> [Stored items]
----
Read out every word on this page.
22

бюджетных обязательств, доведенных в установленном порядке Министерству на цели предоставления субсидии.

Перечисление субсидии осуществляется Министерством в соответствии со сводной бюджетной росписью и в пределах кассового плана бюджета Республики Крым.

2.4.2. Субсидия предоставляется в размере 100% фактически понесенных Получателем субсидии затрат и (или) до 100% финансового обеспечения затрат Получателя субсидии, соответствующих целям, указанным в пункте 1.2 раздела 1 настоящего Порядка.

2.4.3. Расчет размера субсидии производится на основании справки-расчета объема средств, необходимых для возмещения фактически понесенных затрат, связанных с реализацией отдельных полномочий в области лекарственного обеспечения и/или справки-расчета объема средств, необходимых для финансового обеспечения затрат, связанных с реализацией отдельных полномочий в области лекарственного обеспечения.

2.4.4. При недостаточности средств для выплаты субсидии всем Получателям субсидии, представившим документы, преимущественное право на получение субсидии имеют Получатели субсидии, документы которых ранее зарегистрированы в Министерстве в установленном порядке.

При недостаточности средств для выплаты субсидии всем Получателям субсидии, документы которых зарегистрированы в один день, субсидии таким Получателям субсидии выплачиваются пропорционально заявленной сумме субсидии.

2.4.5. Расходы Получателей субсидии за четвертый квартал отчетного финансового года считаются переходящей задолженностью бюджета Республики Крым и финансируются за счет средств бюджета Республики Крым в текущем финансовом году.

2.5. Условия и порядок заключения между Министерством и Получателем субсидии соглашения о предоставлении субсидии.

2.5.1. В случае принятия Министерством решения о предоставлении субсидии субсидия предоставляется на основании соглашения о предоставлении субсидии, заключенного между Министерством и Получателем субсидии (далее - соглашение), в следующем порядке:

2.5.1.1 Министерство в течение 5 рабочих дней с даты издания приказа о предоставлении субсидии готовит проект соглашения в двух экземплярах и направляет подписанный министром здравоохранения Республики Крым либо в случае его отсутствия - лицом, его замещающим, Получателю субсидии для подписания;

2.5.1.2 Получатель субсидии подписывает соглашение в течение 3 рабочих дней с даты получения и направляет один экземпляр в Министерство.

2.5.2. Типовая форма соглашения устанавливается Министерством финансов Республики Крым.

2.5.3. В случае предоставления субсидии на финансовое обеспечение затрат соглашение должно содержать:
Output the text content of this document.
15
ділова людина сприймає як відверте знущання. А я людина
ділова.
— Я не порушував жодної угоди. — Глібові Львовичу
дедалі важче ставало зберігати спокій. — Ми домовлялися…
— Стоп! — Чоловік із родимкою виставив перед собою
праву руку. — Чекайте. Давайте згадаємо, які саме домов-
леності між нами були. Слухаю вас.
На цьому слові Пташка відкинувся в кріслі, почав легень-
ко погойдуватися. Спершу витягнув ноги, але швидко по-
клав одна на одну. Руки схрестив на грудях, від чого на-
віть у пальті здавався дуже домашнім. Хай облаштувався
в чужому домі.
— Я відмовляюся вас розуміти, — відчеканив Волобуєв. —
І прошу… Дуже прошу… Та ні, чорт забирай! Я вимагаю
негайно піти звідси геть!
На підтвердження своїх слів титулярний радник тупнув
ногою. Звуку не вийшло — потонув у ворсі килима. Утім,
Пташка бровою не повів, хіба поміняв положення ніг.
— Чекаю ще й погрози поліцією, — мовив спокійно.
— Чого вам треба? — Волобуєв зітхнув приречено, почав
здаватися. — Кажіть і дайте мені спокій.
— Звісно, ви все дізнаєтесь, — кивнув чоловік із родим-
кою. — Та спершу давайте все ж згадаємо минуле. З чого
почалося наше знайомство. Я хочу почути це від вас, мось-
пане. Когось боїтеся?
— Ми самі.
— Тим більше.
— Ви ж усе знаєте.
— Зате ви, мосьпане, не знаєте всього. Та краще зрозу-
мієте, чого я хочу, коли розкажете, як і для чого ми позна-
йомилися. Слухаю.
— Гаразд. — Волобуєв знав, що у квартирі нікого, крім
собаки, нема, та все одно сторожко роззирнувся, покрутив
----
> [Exercise aim]
Above are the records; retype them all without a single difference.

> [Answer to the exercise]
Read out every word on this page.
22

бюджетных обязательств, доведенных в установленном порядке Министерству на цели предоставления субсидии.

Перечисление субсидии осуществляется Министерством в соответствии со сводной бюджетной росписью и в пределах кассового плана бюджета Республики Крым.

2.4.2. Субсидия предоставляется в размере 100% фактически понесенных Получателем субсидии затрат и (или) до 100% финансового обеспечения затрат Получателя субсидии, соответствующих целям, указанным в пункте 1.2 раздела 1 настоящего Порядка.

2.4.3. Расчет размера субсидии производится на основании справки-расчета объема средств, необходимых для возмещения фактически понесенных затрат, связанных с реализацией отдельных полномочий в области лекарственного обеспечения и/или справки-расчета объема средств, необходимых для финансового обеспечения затрат, связанных с реализацией отдельных полномочий в области лекарственного обеспечения.

2.4.4. При недостаточности средств для выплаты субсидии всем Получателям субсидии, представившим документы, преимущественное право на получение субсидии имеют Получатели субсидии, документы которых ранее зарегистрированы в Министерстве в установленном порядке.

При недостаточности средств для выплаты субсидии всем Получателям субсидии, документы которых зарегистрированы в один день, субсидии таким Получателям субсидии выплачиваются пропорционально заявленной сумме субсидии.

2.4.5. Расходы Получателей субсидии за четвертый квартал отчетного финансового года считаются переходящей задолженностью бюджета Республики Крым и финансируются за счет средств бюджета Республики Крым в текущем финансовом году.

2.5. Условия и порядок заключения между Министерством и Получателем субсидии соглашения о предоставлении субсидии.

2.5.1. В случае принятия Министерством решения о предоставлении субсидии субсидия предоставляется на основании соглашения о предоставлении субсидии, заключенного между Министерством и Получателем субсидии (далее - соглашение), в следующем порядке:

2.5.1.1 Министерство в течение 5 рабочих дней с даты издания приказа о предоставлении субсидии готовит проект соглашения в двух экземплярах и направляет подписанный министром здравоохранения Республики Крым либо в случае его отсутствия - лицом, его замещающим, Получателю субсидии для подписания;

2.5.1.2 Получатель субсидии подписывает соглашение в течение 3 рабочих дней с даты получения и направляет один экземпляр в Министерство.

2.5.2. Типовая форма соглашения устанавливается Министерством финансов Республики Крым.

2.5.3. В случае предоставления субсидии на финансовое обеспечение затрат соглашение должно содержать:
Output the text content of this document.
15
ділова людина сприймає як відверте знущання. А я людина
ділова.
— Я не порушував жодної угоди. — Глібові Львовичу
дедалі важче ставало зберігати спокій. — Ми домовлялися…
— Стоп! — Чоловік із родимкою виставив перед собою
праву руку. — Чекайте. Давайте згадаємо, які саме домов-
леності між нами були. Слухаю вас.
На цьому слові Пташка відкинувся в кріслі, почав легень-
ко погойдуватися. Спершу витягнув ноги, але швидко по-
клав одна на одну. Руки схрестив на грудях, від чого на-
віть у пальті здавався дуже домашнім. Хай облаштувався
в чужому домі.
— Я відмовляюся вас розуміти, — відчеканив Волобуєв. —
І прошу… Дуже прошу… Та ні, чорт забирай! Я вимагаю
негайно піти звідси геть!
На підтвердження своїх слів титулярний радник тупнув
ногою. Звуку не вийшло — потонув у ворсі килима. Утім,
Пташка бровою не повів, хіба поміняв положення ніг.
— Чекаю ще й погрози поліцією, — мовив спокійно.
— Чого вам треба? — Волобуєв зітхнув приречено, почав
здаватися. — Кажіть і дайте мені спокій.
— Звісно, ви все дізнаєтесь, — кивнув чоловік із родим-
кою. — Та спершу давайте все ж згадаємо минуле. З чого
почалося наше знайомство. Я хочу почути це від вас, мось-
пане. Когось боїтеся?
— Ми самі.
— Тим більше.
— Ви ж усе знаєте.
— Зате ви, мосьпане, не знаєте всього. Та краще зрозу-
мієте, чого я хочу, коли розкажете, як і для чого ми позна-
йомилися. Слухаю.
— Гаразд. — Волобуєв знав, що у квартирі нікого, крім
собаки, нема, та все одно сторожко роззирнувся, покрутив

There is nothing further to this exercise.